▶ _Instructions to follow_: Give back the full material, exactly as it reads.

-- start Given information --

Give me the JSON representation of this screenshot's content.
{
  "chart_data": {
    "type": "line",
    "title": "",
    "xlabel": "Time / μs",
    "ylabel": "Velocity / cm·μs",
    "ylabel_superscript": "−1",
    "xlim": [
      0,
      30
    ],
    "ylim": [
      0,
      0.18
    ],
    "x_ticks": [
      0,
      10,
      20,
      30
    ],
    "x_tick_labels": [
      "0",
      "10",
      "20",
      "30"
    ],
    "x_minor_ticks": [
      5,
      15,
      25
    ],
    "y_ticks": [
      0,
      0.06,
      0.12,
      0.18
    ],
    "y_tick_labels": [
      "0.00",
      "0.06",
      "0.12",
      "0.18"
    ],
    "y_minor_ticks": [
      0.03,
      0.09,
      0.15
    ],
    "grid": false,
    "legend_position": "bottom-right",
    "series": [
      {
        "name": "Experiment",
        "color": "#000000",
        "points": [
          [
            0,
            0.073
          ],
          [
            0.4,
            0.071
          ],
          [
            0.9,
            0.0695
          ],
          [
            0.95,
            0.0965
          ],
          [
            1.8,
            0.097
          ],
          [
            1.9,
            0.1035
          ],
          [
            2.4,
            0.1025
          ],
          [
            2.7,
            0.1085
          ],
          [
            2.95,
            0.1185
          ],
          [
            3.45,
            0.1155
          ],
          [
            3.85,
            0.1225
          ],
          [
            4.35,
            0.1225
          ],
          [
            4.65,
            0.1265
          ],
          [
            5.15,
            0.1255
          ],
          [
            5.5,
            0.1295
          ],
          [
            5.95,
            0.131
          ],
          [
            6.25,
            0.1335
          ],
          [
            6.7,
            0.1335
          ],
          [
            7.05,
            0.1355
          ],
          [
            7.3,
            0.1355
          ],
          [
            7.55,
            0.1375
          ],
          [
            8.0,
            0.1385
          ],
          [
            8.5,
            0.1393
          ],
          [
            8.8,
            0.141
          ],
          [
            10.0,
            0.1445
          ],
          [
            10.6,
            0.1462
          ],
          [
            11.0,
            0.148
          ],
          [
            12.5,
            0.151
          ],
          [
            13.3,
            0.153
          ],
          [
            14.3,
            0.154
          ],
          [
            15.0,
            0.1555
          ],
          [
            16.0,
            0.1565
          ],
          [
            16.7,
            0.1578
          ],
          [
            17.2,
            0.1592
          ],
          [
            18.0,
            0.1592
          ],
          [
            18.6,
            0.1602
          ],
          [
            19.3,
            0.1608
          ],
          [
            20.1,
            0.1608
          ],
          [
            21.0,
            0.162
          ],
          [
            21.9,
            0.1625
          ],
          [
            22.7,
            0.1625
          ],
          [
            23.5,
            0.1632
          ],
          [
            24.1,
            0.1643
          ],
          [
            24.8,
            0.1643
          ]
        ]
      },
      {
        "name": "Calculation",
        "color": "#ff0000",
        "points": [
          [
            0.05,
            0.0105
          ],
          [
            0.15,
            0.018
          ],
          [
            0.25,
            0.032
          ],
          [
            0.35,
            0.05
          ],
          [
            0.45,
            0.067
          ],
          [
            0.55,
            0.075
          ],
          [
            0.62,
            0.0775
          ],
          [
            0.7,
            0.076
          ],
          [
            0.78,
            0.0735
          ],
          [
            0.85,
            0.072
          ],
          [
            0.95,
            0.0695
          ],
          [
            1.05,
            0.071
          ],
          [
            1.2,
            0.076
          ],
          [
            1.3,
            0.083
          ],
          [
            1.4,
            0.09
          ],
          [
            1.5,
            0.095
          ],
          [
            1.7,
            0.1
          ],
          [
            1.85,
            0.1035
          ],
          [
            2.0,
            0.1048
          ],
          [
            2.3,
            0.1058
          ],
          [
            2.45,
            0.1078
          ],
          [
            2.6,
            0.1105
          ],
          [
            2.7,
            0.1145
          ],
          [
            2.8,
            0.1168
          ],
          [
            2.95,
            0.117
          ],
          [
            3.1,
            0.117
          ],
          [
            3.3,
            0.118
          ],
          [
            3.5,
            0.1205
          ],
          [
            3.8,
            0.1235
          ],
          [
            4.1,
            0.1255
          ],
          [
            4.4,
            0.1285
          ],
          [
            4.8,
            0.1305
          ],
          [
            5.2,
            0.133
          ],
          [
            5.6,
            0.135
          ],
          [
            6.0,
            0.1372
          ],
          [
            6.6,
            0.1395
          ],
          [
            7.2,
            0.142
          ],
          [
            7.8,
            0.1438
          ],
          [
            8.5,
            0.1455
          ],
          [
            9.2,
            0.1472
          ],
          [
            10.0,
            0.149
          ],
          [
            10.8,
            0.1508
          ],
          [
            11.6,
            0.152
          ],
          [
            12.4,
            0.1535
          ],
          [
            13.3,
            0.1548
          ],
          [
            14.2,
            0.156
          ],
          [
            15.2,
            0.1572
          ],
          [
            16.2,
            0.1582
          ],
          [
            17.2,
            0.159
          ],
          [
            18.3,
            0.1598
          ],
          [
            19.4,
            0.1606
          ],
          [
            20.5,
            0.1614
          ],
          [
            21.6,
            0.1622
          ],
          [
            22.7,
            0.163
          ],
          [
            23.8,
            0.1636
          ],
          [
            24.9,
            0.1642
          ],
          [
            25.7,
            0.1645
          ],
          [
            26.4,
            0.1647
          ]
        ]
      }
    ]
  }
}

-- end Given information --

▶ _Task result_:
Give me the JSON representation of this screenshot's content.
{
  "chart_data": {
    "type": "line",
    "title": "",
    "xlabel": "Time / μs",
    "ylabel": "Velocity / cm·μs",
    "ylabel_superscript": "−1",
    "xlim": [
      0,
      30
    ],
    "ylim": [
      0,
      0.18
    ],
    "x_ticks": [
      0,
      10,
      20,
      30
    ],
    "x_tick_labels": [
      "0",
      "10",
      "20",
      "30"
    ],
    "x_minor_ticks": [
      5,
      15,
      25
    ],
    "y_ticks": [
      0,
      0.06,
      0.12,
      0.18
    ],
    "y_tick_labels": [
      "0.00",
      "0.06",
      "0.12",
      "0.18"
    ],
    "y_minor_ticks": [
      0.03,
      0.09,
      0.15
    ],
    "grid": false,
    "legend_position": "bottom-right",
    "series": [
      {
        "name": "Experiment",
        "color": "#000000",
        "points": [
          [
            0,
            0.073
          ],
          [
            0.4,
            0.071
          ],
          [
            0.9,
            0.0695
          ],
          [
            0.95,
            0.0965
          ],
          [
            1.8,
            0.097
          ],
          [
            1.9,
            0.1035
          ],
          [
            2.4,
            0.1025
          ],
          [
            2.7,
            0.1085
          ],
          [
            2.95,
            0.1185
          ],
          [
            3.45,
            0.1155
          ],
          [
            3.85,
            0.1225
          ],
          [
            4.35,
            0.1225
          ],
          [
            4.65,
            0.1265
          ],
          [
            5.15,
            0.1255
          ],
          [
            5.5,
            0.1295
          ],
          [
            5.95,
            0.131
          ],
          [
            6.25,
            0.1335
          ],
          [
            6.7,
            0.1335
          ],
          [
            7.05,
            0.1355
          ],
          [
            7.3,
            0.1355
          ],
          [
            7.55,
            0.1375
          ],
          [
            8.0,
            0.1385
          ],
          [
            8.5,
            0.1393
          ],
          [
            8.8,
            0.141
          ],
          [
            10.0,
            0.1445
          ],
          [
            10.6,
            0.1462
          ],
          [
            11.0,
            0.148
          ],
          [
            12.5,
            0.151
          ],
          [
            13.3,
            0.153
          ],
          [
            14.3,
            0.154
          ],
          [
            15.0,
            0.1555
          ],
          [
            16.0,
            0.1565
          ],
          [
            16.7,
            0.1578
          ],
          [
            17.2,
            0.1592
          ],
          [
            18.0,
            0.1592
          ],
          [
            18.6,
            0.1602
          ],
          [
            19.3,
            0.1608
          ],
          [
            20.1,
            0.1608
          ],
          [
            21.0,
            0.162
          ],
          [
            21.9,
            0.1625
          ],
          [
            22.7,
            0.1625
          ],
          [
            23.5,
            0.1632
          ],
          [
            24.1,
            0.1643
          ],
          [
            24.8,
            0.1643
          ]
        ]
      },
      {
        "name": "Calculation",
        "color": "#ff0000",
        "points": [
          [
            0.05,
            0.0105
          ],
          [
            0.15,
            0.018
          ],
          [
            0.25,
            0.032
          ],
          [
            0.35,
            0.05
          ],
          [
            0.45,
            0.067
          ],
          [
            0.55,
            0.075
          ],
          [
            0.62,
            0.0775
          ],
          [
            0.7,
            0.076
          ],
          [
            0.78,
            0.0735
          ],
          [
            0.85,
            0.072
          ],
          [
            0.95,
            0.0695
          ],
          [
            1.05,
            0.071
          ],
          [
            1.2,
            0.076
          ],
          [
            1.3,
            0.083
          ],
          [
            1.4,
            0.09
          ],
          [
            1.5,
            0.095
          ],
          [
            1.7,
            0.1
          ],
          [
            1.85,
            0.1035
          ],
          [
            2.0,
            0.1048
          ],
          [
            2.3,
            0.1058
          ],
          [
            2.45,
            0.1078
          ],
          [
            2.6,
            0.1105
          ],
          [
            2.7,
            0.1145
          ],
          [
            2.8,
            0.1168
          ],
          [
            2.95,
            0.117
          ],
          [
            3.1,
            0.117
          ],
          [
            3.3,
            0.118
          ],
          [
            3.5,
            0.1205
          ],
          [
            3.8,
            0.1235
          ],
          [
            4.1,
            0.1255
          ],
          [
            4.4,
            0.1285
          ],
          [
            4.8,
            0.1305
          ],
          [
            5.2,
            0.133
          ],
          [
            5.6,
            0.135
          ],
          [
            6.0,
            0.1372
          ],
          [
            6.6,
            0.1395
          ],
          [
            7.2,
            0.142
          ],
          [
            7.8,
            0.1438
          ],
          [
            8.5,
            0.1455
          ],
          [
            9.2,
            0.1472
          ],
          [
            10.0,
            0.149
          ],
          [
            10.8,
            0.1508
          ],
          [
            11.6,
            0.152
          ],
          [
            12.4,
            0.1535
          ],
          [
            13.3,
            0.1548
          ],
          [
            14.2,
            0.156
          ],
          [
            15.2,
            0.1572
          ],
          [
            16.2,
            0.1582
          ],
          [
            17.2,
            0.159
          ],
          [
            18.3,
            0.1598
          ],
          [
            19.4,
            0.1606
          ],
          [
            20.5,
            0.1614
          ],
          [
            21.6,
            0.1622
          ],
          [
            22.7,
            0.163
          ],
          [
            23.8,
            0.1636
          ],
          [
            24.9,
            0.1642
          ],
          [
            25.7,
            0.1645
          ],
          [
            26.4,
            0.1647
          ]
        ]
      }
    ]
  }
}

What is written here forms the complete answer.